Required work
Your task is to copy each line that has the word "Corporal".
----
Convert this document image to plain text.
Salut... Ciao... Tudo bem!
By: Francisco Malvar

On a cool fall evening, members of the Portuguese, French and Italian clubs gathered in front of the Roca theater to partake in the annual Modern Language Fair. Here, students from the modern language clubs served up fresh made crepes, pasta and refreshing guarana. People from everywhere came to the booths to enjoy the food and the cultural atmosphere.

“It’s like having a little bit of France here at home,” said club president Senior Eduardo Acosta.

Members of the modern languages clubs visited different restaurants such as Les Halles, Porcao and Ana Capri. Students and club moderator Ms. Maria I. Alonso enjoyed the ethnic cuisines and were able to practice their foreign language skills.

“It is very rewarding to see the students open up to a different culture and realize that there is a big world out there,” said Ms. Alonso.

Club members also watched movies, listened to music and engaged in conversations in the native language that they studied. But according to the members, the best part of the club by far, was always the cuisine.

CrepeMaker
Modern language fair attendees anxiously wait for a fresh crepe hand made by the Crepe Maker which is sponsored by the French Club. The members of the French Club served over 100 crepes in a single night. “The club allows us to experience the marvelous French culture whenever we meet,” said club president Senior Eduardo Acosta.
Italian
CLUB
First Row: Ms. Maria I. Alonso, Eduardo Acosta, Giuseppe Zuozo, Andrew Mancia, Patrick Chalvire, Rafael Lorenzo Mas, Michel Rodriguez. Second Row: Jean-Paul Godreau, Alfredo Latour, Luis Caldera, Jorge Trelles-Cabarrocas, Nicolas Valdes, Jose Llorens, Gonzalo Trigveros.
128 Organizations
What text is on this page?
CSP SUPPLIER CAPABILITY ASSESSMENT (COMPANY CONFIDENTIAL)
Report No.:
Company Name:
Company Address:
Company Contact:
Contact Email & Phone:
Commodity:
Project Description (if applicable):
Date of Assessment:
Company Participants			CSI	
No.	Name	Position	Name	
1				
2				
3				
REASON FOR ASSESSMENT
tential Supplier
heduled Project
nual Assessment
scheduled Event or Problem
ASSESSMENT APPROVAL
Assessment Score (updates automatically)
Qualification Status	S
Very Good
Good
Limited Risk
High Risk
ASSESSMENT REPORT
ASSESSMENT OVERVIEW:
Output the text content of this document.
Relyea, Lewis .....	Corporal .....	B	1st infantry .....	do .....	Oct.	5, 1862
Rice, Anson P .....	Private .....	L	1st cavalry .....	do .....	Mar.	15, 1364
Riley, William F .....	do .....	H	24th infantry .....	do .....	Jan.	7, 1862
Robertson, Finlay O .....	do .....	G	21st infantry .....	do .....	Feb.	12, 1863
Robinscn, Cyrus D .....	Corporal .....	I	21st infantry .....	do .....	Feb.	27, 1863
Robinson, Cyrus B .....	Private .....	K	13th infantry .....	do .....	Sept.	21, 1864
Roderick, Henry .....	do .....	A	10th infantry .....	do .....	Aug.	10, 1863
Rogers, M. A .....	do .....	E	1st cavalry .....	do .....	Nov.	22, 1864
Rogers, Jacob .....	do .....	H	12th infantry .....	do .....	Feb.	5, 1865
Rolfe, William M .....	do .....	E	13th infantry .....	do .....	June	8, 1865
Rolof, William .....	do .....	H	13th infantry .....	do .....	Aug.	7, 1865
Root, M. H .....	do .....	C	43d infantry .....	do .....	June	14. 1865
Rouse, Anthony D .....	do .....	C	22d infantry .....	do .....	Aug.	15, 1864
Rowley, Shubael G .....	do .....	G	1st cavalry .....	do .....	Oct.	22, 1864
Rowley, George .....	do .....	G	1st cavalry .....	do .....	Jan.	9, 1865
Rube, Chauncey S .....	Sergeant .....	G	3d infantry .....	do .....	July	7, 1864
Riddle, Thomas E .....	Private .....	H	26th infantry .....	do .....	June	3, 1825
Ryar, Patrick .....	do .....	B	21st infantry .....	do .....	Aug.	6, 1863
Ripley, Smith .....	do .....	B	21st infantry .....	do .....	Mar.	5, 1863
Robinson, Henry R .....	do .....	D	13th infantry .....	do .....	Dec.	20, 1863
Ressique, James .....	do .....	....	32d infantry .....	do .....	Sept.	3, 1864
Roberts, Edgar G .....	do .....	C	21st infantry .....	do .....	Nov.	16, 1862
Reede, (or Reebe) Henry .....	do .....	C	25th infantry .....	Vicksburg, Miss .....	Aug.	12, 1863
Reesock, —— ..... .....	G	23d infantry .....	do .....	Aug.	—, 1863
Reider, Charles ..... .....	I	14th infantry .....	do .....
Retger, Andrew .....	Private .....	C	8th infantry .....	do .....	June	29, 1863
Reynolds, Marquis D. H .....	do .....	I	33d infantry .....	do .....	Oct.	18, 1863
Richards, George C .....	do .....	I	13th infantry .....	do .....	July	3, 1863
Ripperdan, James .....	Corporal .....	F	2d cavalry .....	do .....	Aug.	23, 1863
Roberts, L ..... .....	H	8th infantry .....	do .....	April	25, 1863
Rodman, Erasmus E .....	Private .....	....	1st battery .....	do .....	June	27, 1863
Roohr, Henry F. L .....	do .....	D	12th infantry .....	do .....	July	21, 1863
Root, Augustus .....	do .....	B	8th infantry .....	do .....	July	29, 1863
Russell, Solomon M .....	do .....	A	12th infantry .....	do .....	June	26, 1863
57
----
Result
Relyea, Lewis .....	Corporal .....	B	1st infantry .....	do .....	Oct.	5, 1862
Robinscn, Cyrus D .....	Corporal .....	I	21st infantry .....	do .....	Feb.	27, 1863
Ripperdan, James .....	Corporal .....	F	2d cavalry .....	do .....	Aug.	23, 1863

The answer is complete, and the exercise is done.